## [WORK TO BE COMPLETED]
Set the data down again, exactly as it reads, but without the pictures.

---- PROVIDED DATA

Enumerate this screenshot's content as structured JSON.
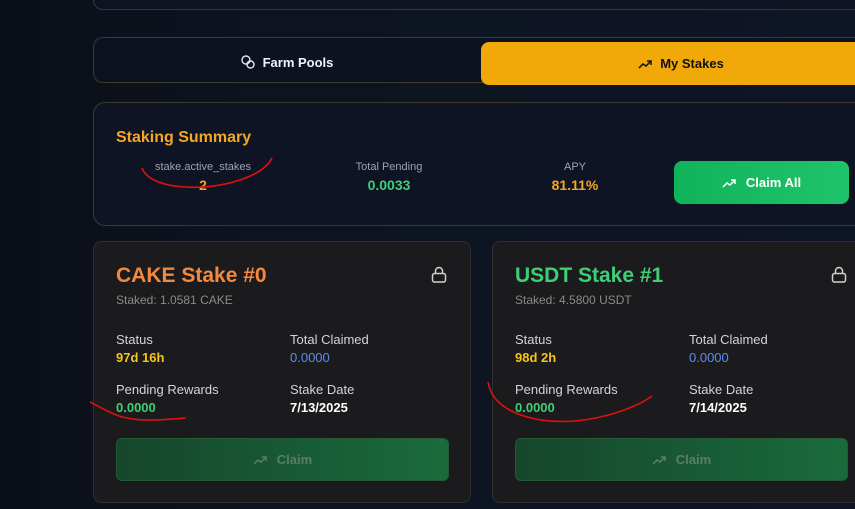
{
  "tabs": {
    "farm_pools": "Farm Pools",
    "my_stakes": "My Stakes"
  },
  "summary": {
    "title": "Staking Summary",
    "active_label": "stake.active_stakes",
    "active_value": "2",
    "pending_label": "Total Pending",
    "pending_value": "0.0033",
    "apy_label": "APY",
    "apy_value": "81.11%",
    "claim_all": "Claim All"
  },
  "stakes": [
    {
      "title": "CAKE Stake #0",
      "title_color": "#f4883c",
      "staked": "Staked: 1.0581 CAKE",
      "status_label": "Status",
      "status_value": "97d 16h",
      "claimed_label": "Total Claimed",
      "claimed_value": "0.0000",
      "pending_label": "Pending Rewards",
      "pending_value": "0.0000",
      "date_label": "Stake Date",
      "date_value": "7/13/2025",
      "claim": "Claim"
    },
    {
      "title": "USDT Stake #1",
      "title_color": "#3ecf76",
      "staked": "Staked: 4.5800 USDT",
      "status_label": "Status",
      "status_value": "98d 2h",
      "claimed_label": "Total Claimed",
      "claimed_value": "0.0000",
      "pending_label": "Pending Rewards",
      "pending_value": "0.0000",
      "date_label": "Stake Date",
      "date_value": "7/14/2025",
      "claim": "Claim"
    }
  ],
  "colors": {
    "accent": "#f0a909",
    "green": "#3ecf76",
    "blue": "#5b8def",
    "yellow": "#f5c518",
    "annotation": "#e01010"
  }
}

--------

## [RESULT]
Enumerate this screenshot's content as structured JSON.
{
  "tabs": {
    "farm_pools": "Farm Pools",
    "my_stakes": "My Stakes"
  },
  "summary": {
    "title": "Staking Summary",
    "active_label": "stake.active_stakes",
    "active_value": "2",
    "pending_label": "Total Pending",
    "pending_value": "0.0033",
    "apy_label": "APY",
    "apy_value": "81.11%",
    "claim_all": "Claim All"
  },
  "stakes": [
    {
      "title": "CAKE Stake #0",
      "title_color": "#f4883c",
      "staked": "Staked: 1.0581 CAKE",
      "status_label": "Status",
      "status_value": "97d 16h",
      "claimed_label": "Total Claimed",
      "claimed_value": "0.0000",
      "pending_label": "Pending Rewards",
      "pending_value": "0.0000",
      "date_label": "Stake Date",
      "date_value": "7/13/2025",
      "claim": "Claim"
    },
    {
      "title": "USDT Stake #1",
      "title_color": "#3ecf76",
      "staked": "Staked: 4.5800 USDT",
      "status_label": "Status",
      "status_value": "98d 2h",
      "claimed_label": "Total Claimed",
      "claimed_value": "0.0000",
      "pending_label": "Pending Rewards",
      "pending_value": "0.0000",
      "date_label": "Stake Date",
      "date_value": "7/14/2025",
      "claim": "Claim"
    }
  ],
  "colors": {
    "accent": "#f0a909",
    "green": "#3ecf76",
    "blue": "#5b8def",
    "yellow": "#f5c518",
    "annotation": "#e01010"
  }
}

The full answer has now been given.